• [Problem to solve]
Filter the data below for the string "this" and copy each matching line.

Dataset items:
========================================

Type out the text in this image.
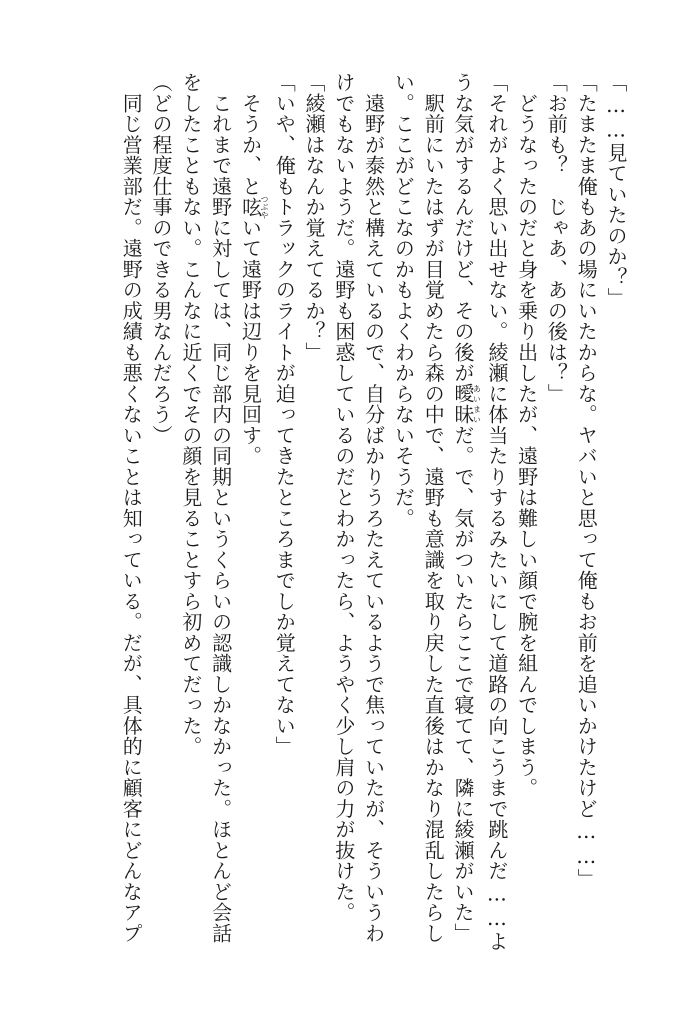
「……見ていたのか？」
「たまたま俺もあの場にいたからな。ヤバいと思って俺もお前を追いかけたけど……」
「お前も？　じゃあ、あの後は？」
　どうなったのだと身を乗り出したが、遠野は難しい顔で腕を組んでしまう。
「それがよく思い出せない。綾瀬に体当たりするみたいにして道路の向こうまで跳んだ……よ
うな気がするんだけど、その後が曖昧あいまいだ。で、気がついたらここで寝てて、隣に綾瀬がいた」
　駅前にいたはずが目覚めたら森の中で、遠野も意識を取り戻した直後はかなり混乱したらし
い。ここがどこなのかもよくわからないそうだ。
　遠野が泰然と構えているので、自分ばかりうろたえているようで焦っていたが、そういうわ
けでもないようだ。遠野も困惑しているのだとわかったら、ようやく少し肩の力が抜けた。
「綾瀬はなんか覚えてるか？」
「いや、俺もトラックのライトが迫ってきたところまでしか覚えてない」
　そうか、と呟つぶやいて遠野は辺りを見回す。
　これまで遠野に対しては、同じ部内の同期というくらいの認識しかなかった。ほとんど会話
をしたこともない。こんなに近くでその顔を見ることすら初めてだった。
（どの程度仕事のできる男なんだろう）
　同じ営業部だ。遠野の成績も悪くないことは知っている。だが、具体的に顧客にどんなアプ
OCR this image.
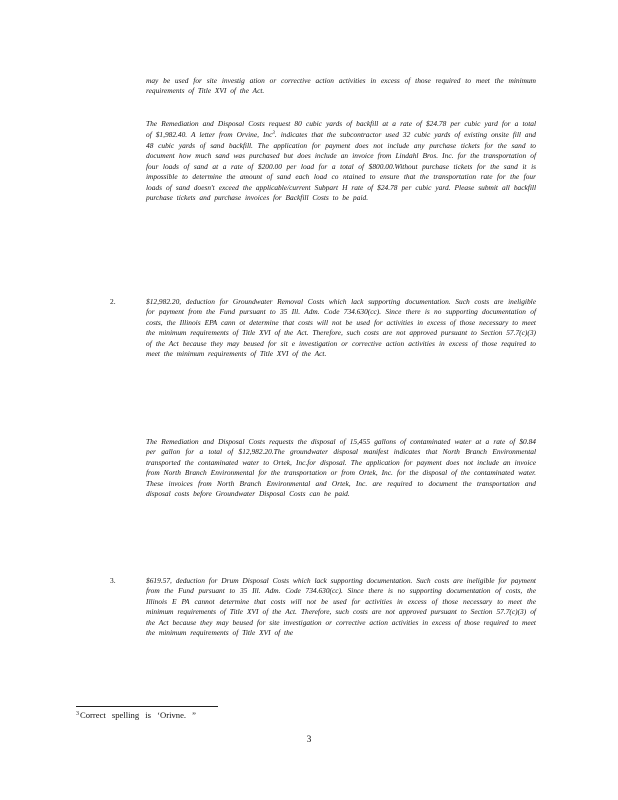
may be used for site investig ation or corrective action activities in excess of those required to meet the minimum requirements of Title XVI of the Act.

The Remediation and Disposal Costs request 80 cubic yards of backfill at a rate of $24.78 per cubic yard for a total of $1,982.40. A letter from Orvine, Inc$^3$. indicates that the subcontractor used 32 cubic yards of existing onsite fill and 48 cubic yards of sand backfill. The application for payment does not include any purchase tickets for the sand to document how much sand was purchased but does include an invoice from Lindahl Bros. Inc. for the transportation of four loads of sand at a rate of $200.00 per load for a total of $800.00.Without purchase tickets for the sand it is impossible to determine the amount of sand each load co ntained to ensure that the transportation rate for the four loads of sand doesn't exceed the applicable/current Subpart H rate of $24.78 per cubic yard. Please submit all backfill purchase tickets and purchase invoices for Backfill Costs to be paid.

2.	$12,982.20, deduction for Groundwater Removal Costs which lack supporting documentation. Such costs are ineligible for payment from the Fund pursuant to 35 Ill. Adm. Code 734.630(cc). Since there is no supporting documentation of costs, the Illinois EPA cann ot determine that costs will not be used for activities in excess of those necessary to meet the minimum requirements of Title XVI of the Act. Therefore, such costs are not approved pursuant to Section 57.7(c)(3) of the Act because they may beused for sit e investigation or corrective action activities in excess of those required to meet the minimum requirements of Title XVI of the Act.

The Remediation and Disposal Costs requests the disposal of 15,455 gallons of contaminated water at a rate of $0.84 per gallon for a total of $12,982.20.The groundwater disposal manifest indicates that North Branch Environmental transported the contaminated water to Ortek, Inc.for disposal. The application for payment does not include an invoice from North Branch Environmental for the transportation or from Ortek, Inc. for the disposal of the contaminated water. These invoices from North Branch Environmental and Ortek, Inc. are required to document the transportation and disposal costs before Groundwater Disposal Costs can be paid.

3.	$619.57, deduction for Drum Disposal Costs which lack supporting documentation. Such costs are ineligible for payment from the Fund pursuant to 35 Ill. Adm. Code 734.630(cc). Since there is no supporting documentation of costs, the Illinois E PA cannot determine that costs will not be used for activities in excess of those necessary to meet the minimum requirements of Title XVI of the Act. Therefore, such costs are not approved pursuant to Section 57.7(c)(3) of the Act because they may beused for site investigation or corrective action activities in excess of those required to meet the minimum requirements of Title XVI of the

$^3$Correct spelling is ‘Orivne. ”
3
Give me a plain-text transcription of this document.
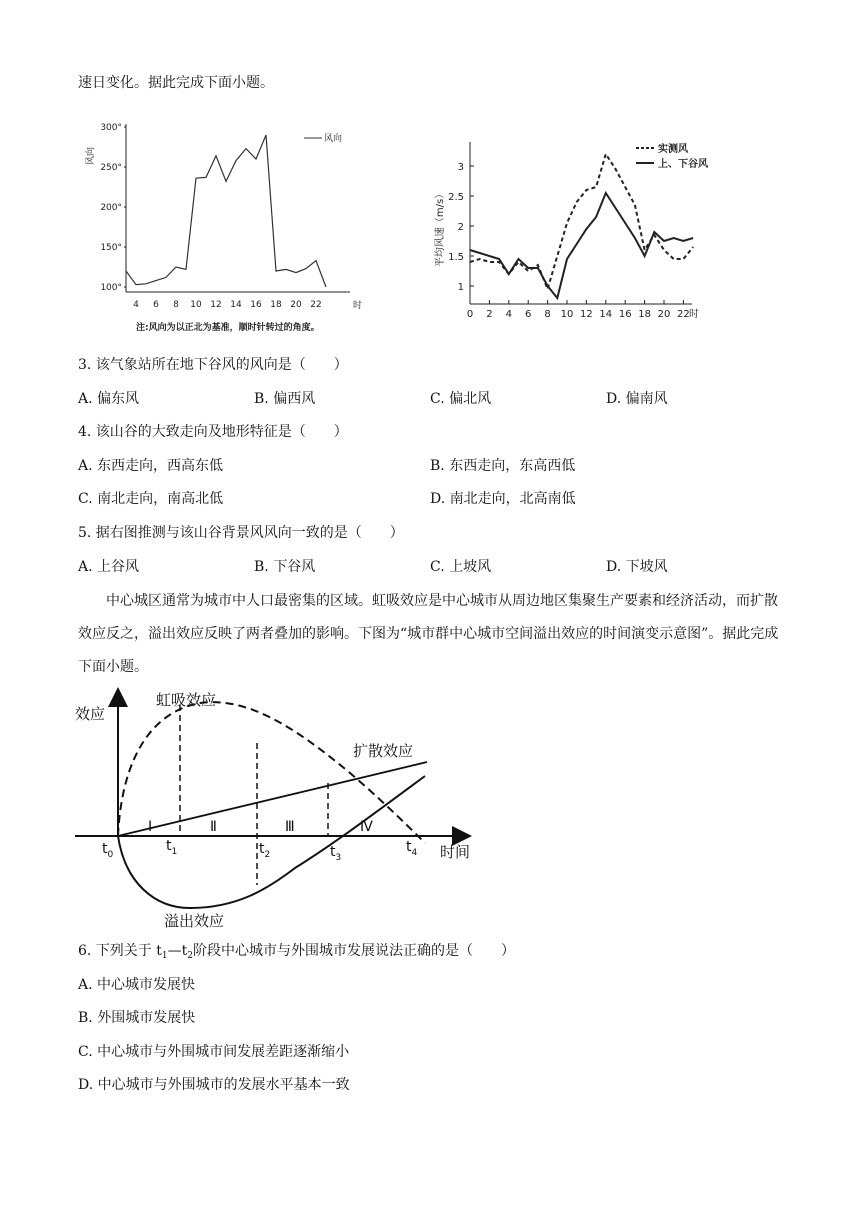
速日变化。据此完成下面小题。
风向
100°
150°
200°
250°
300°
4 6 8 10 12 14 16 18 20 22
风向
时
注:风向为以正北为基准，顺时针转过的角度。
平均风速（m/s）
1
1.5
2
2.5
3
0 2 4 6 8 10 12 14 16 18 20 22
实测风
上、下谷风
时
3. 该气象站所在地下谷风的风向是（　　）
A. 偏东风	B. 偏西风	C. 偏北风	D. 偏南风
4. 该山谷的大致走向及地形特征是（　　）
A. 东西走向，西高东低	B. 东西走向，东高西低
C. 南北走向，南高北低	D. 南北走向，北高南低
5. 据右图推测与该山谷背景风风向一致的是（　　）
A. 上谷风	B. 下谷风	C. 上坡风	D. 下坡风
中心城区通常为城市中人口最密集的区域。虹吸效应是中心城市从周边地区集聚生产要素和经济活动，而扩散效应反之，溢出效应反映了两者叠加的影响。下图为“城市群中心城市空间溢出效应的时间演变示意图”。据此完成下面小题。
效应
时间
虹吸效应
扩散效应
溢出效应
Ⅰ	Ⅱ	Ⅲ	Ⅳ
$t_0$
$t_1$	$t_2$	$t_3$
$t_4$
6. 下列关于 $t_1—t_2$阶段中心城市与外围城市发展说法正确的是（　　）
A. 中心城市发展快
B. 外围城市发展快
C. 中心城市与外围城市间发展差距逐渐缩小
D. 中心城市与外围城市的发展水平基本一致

========================================

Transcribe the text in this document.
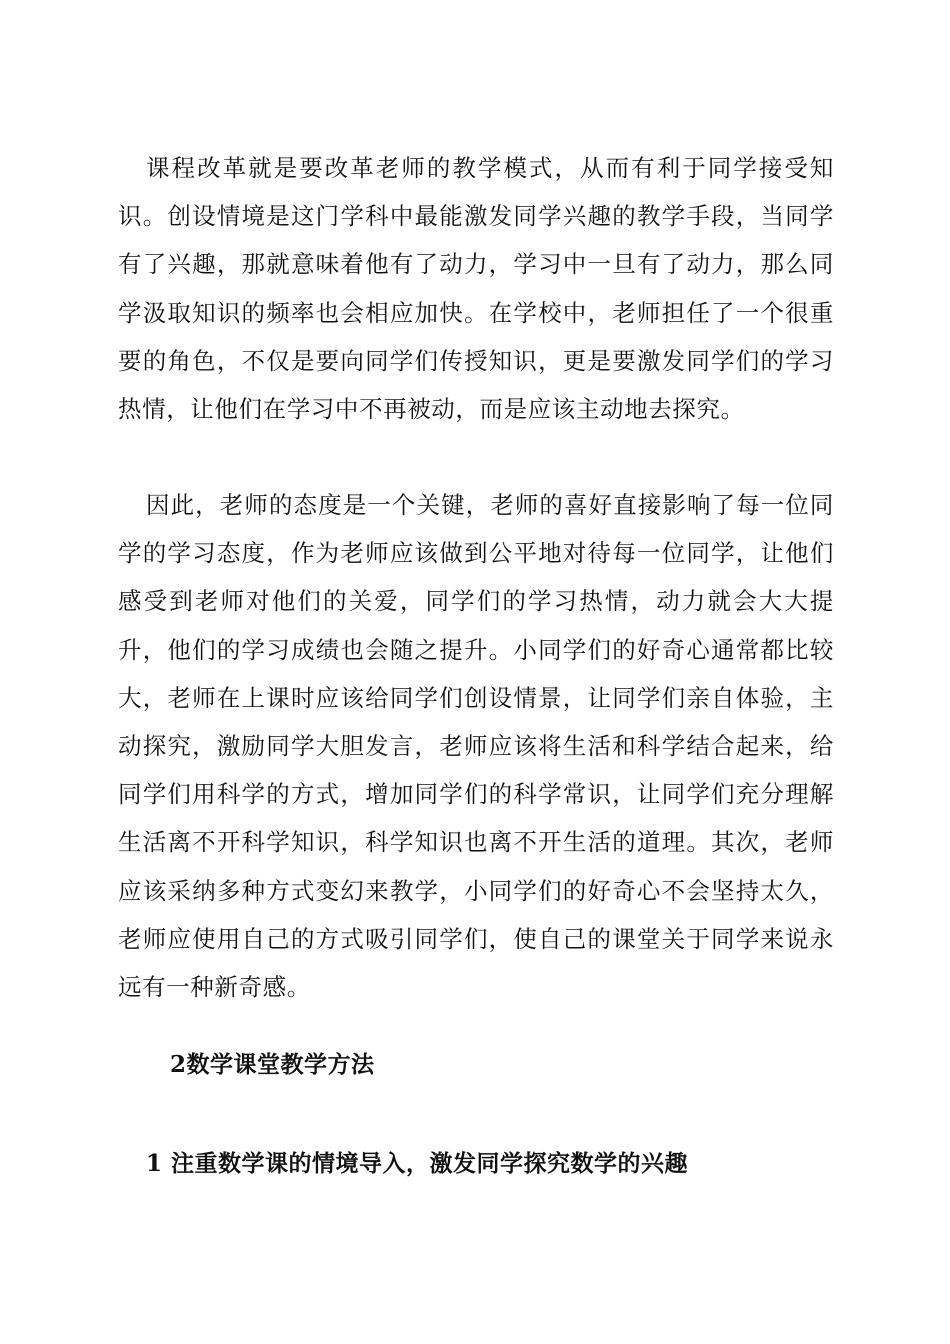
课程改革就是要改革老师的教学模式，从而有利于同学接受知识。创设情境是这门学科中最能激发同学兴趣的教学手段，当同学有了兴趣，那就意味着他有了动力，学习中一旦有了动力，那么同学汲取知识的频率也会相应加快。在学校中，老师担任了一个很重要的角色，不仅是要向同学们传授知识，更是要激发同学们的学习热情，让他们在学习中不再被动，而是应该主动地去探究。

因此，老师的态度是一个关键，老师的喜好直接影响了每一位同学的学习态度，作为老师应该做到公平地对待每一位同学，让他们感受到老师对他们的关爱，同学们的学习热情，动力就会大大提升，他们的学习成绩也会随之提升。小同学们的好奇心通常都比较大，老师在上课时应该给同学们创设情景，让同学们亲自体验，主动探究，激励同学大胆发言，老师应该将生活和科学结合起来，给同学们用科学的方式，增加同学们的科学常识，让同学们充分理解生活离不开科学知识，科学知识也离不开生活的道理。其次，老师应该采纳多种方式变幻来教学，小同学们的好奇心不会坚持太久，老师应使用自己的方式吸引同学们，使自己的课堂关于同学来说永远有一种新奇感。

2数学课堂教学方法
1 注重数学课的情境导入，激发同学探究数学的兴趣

========================================

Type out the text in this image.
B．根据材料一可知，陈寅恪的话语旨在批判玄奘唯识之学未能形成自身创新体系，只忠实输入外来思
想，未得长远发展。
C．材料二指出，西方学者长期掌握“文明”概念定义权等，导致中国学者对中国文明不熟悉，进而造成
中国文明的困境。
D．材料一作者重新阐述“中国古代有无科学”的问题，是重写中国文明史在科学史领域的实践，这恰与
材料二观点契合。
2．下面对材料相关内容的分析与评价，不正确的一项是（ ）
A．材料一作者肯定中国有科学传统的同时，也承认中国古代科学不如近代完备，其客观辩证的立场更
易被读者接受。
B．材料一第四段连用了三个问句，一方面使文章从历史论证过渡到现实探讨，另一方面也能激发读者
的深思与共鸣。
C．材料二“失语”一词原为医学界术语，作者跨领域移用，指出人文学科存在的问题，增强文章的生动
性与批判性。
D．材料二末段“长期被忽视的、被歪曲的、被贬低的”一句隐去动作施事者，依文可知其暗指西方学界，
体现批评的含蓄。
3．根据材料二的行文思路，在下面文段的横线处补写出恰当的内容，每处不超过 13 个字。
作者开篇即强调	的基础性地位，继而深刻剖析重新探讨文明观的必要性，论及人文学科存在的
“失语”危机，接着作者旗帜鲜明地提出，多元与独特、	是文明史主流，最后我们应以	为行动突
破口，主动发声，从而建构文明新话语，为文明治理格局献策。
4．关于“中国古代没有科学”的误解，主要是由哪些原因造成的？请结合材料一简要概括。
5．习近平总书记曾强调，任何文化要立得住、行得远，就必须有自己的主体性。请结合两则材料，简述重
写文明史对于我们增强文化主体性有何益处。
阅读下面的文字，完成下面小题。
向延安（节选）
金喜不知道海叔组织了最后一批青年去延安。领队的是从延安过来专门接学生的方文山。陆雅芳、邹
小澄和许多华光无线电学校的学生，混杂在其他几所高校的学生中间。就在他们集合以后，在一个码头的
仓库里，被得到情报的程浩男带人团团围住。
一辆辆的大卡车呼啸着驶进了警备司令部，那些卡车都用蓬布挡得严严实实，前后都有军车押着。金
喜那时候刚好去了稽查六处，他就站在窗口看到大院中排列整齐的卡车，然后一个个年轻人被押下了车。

========================================

• [Response below]
Type out the text in this image.
OCR this image.
Give me a plain-text transcription of this document.
Transcribe the text in this document.
Type out the text in this image.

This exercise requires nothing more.